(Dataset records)
**********

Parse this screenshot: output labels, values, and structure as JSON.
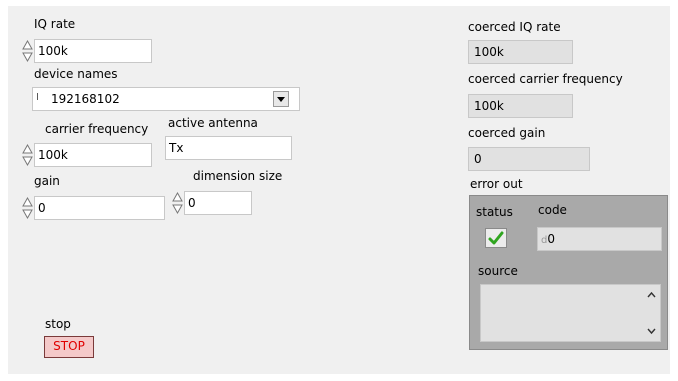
{
  "controls": {
    "iq_rate": {
      "label": "IQ rate",
      "value": "100k"
    },
    "device_names": {
      "label": "device names",
      "radix": "I",
      "value": "192168102"
    },
    "carrier_frequency": {
      "label": "carrier frequency",
      "value": "100k"
    },
    "active_antenna": {
      "label": "active antenna",
      "value": "Tx"
    },
    "gain": {
      "label": "gain",
      "value": "0"
    },
    "dimension_size": {
      "label": "dimension size",
      "value": "0"
    },
    "stop": {
      "label": "stop",
      "button_text": "STOP"
    }
  },
  "indicators": {
    "coerced_iq_rate": {
      "label": "coerced IQ rate",
      "value": "100k"
    },
    "coerced_carrier_frequency": {
      "label": "coerced carrier frequency",
      "value": "100k"
    },
    "coerced_gain": {
      "label": "coerced gain",
      "value": "0"
    }
  },
  "error_out": {
    "label": "error out",
    "status_label": "status",
    "code_label": "code",
    "code_radix": "d",
    "code_value": "0",
    "source_label": "source",
    "status_ok": true
  },
  "colors": {
    "panel_bg": "#f0f0f0",
    "stop_text": "#e00000",
    "status_check": "#2fa51f"
  }
}
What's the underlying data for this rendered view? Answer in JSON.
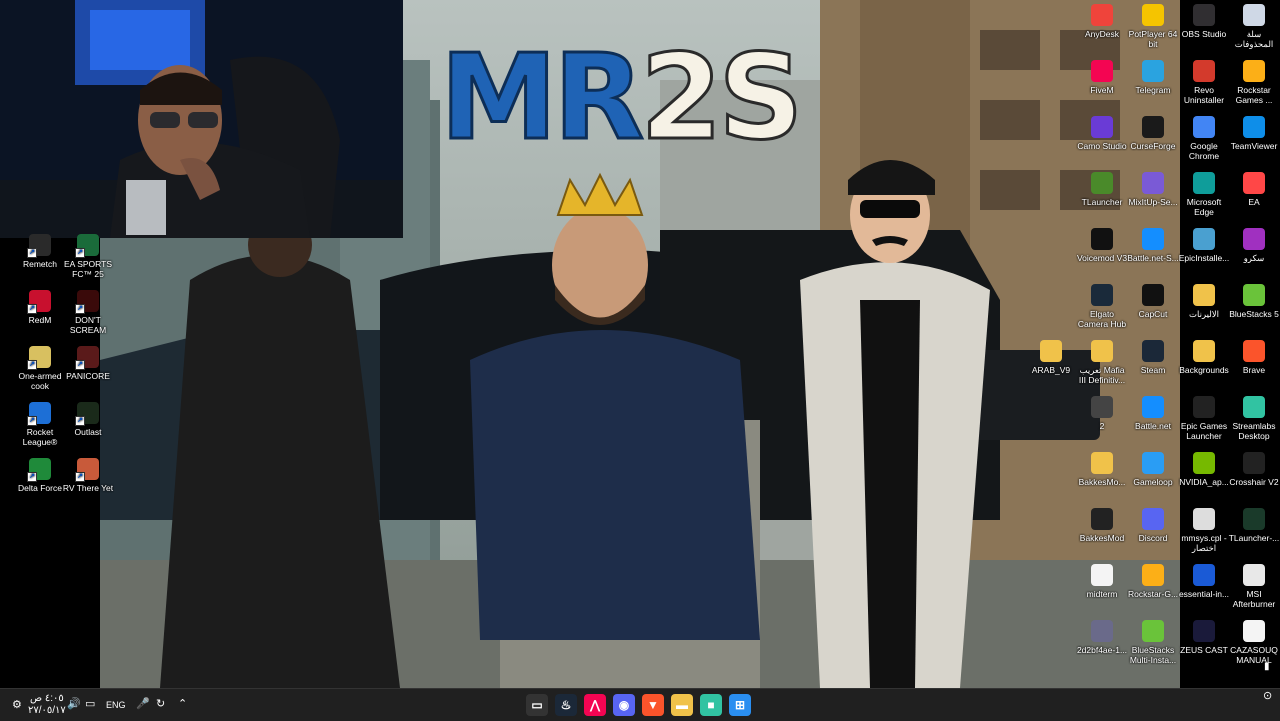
{
  "wallpaper": {
    "logo_part1": "MR",
    "logo_part2": "2S"
  },
  "desktop_icons_left": [
    {
      "label": "Remetch",
      "icon": "remetch-icon",
      "color": "#2a2a2a"
    },
    {
      "label": "EA SPORTS FC™ 25",
      "icon": "ea-fc-icon",
      "color": "#1a6b3a"
    },
    {
      "label": "RedM",
      "icon": "redm-icon",
      "color": "#c8102e"
    },
    {
      "label": "DON'T SCREAM",
      "icon": "dont-scream-icon",
      "color": "#3a0a0a"
    },
    {
      "label": "One-armed cook",
      "icon": "one-armed-cook-icon",
      "color": "#d8c060"
    },
    {
      "label": "PANICORE",
      "icon": "panicore-icon",
      "color": "#5a1a1a"
    },
    {
      "label": "Rocket League®",
      "icon": "rocket-league-icon",
      "color": "#1d6fd6"
    },
    {
      "label": "Outlast",
      "icon": "outlast-icon",
      "color": "#1a2a1a"
    },
    {
      "label": "Delta Force",
      "icon": "delta-force-icon",
      "color": "#1f8a3a"
    },
    {
      "label": "RV There Yet",
      "icon": "rv-there-yet-icon",
      "color": "#c85a3a"
    }
  ],
  "desktop_icons_right": [
    {
      "label": "AnyDesk",
      "icon": "anydesk-icon",
      "color": "#ef443b"
    },
    {
      "label": "PotPlayer 64 bit",
      "icon": "potplayer-icon",
      "color": "#f5c400"
    },
    {
      "label": "OBS Studio",
      "icon": "obs-icon",
      "color": "#302e31"
    },
    {
      "label": "سلة المحذوفات",
      "icon": "recycle-bin-icon",
      "color": "#cfd8e6"
    },
    {
      "label": "FiveM",
      "icon": "fivem-icon",
      "color": "#f40552"
    },
    {
      "label": "Telegram",
      "icon": "telegram-icon",
      "color": "#2aa3e0"
    },
    {
      "label": "Revo Uninstaller",
      "icon": "revo-icon",
      "color": "#d33a2c"
    },
    {
      "label": "Rockstar Games ...",
      "icon": "rockstar-icon",
      "color": "#fcaf17"
    },
    {
      "label": "Camo Studio",
      "icon": "camo-icon",
      "color": "#6a3bd6"
    },
    {
      "label": "CurseForge",
      "icon": "curseforge-icon",
      "color": "#1a1a1a"
    },
    {
      "label": "Google Chrome",
      "icon": "chrome-icon",
      "color": "#4285f4"
    },
    {
      "label": "TeamViewer",
      "icon": "teamviewer-icon",
      "color": "#0e8ee9"
    },
    {
      "label": "TLauncher",
      "icon": "tlauncher-icon",
      "color": "#4a8a2a"
    },
    {
      "label": "MixItUp-Se...",
      "icon": "mixitup-icon",
      "color": "#7a5ad6"
    },
    {
      "label": "Microsoft Edge",
      "icon": "edge-icon",
      "color": "#0f9d9a"
    },
    {
      "label": "EA",
      "icon": "ea-icon",
      "color": "#ff4747"
    },
    {
      "label": "Voicemod V3",
      "icon": "voicemod-icon",
      "color": "#111"
    },
    {
      "label": "Battle.net-S...",
      "icon": "battlenet-setup-icon",
      "color": "#148eff"
    },
    {
      "label": "EpicInstalle...",
      "icon": "epic-installer-icon",
      "color": "#4aa0d0"
    },
    {
      "label": "سكرو",
      "icon": "skro-icon",
      "color": "#a030c0"
    },
    {
      "label": "Elgato Camera Hub",
      "icon": "elgato-icon",
      "color": "#1a2a3a"
    },
    {
      "label": "CapCut",
      "icon": "capcut-icon",
      "color": "#111"
    },
    {
      "label": "الاليرنات",
      "icon": "folder-icon",
      "color": "#f0c24a"
    },
    {
      "label": "BlueStacks 5",
      "icon": "bluestacks-icon",
      "color": "#6ac33a"
    },
    {
      "label": "ARAB_V9",
      "icon": "folder-icon",
      "color": "#f0c24a"
    },
    {
      "label": "تعريب Mafia III Definitiv...",
      "icon": "folder-icon",
      "color": "#f0c24a"
    },
    {
      "label": "Steam",
      "icon": "steam-icon",
      "color": "#1b2838"
    },
    {
      "label": "Backgrounds",
      "icon": "folder-icon",
      "color": "#f0c24a"
    },
    {
      "label": "Brave",
      "icon": "brave-icon",
      "color": "#fb542b"
    },
    {
      "label": "2",
      "icon": "file-icon",
      "color": "#444"
    },
    {
      "label": "Battle.net",
      "icon": "battlenet-icon",
      "color": "#148eff"
    },
    {
      "label": "Epic Games Launcher",
      "icon": "epic-games-icon",
      "color": "#222"
    },
    {
      "label": "Streamlabs Desktop",
      "icon": "streamlabs-icon",
      "color": "#31c3a2"
    },
    {
      "label": "BakkesMo...",
      "icon": "folder-icon",
      "color": "#f0c24a"
    },
    {
      "label": "Gameloop",
      "icon": "gameloop-icon",
      "color": "#2a9df4"
    },
    {
      "label": "NVIDIA_ap...",
      "icon": "nvidia-icon",
      "color": "#76b900"
    },
    {
      "label": "Crosshair V2",
      "icon": "crosshair-icon",
      "color": "#222"
    },
    {
      "label": "BakkesMod",
      "icon": "bakkesmod-icon",
      "color": "#222"
    },
    {
      "label": "Discord",
      "icon": "discord-icon",
      "color": "#5865f2"
    },
    {
      "label": "mmsys.cpl - اختصار",
      "icon": "mmsys-icon",
      "color": "#ddd"
    },
    {
      "label": "TLauncher-...",
      "icon": "tlauncher-alt-icon",
      "color": "#1a3a2a"
    },
    {
      "label": "midterm",
      "icon": "pdf-icon",
      "color": "#f4f4f4"
    },
    {
      "label": "Rockstar-G...",
      "icon": "rockstar-setup-icon",
      "color": "#fcaf17"
    },
    {
      "label": "essential-in...",
      "icon": "essential-icon",
      "color": "#1a5ad6"
    },
    {
      "label": "MSI Afterburner",
      "icon": "msi-icon",
      "color": "#e8e8e8"
    },
    {
      "label": "2d2bf4ae-1...",
      "icon": "file-icon",
      "color": "#6a6a8a"
    },
    {
      "label": "BlueStacks Multi-Insta...",
      "icon": "bluestacks-multi-icon",
      "color": "#6ac33a"
    },
    {
      "label": "ZEUS CAST",
      "icon": "zeus-cast-icon",
      "color": "#1a1a3a"
    },
    {
      "label": "CAZASOUQ MANUAL",
      "icon": "pdf-icon",
      "color": "#f4f4f4"
    }
  ],
  "taskbar": {
    "time": "٤:٠٥ ص",
    "date": "٢٧/٠٥/١٧",
    "language": "ENG",
    "apps": [
      {
        "name": "task-view-icon",
        "color": "#333",
        "glyph": "▭"
      },
      {
        "name": "steam-icon",
        "color": "#1b2838",
        "glyph": "♨"
      },
      {
        "name": "fivem-icon",
        "color": "#f40552",
        "glyph": "⋀"
      },
      {
        "name": "discord-icon",
        "color": "#5865f2",
        "glyph": "◉"
      },
      {
        "name": "brave-icon",
        "color": "#fb542b",
        "glyph": "▼"
      },
      {
        "name": "file-explorer-icon",
        "color": "#f0c24a",
        "glyph": "▬"
      },
      {
        "name": "streamlabs-icon",
        "color": "#31c3a2",
        "glyph": "■"
      },
      {
        "name": "start-icon",
        "color": "#2a8ef0",
        "glyph": "⊞"
      }
    ]
  }
}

**********

* EXERCISE DESCRIPTION *
Find how many lines in the listing contain the word "mmsys" and give that count alone.

* WRITTEN REPLY *
2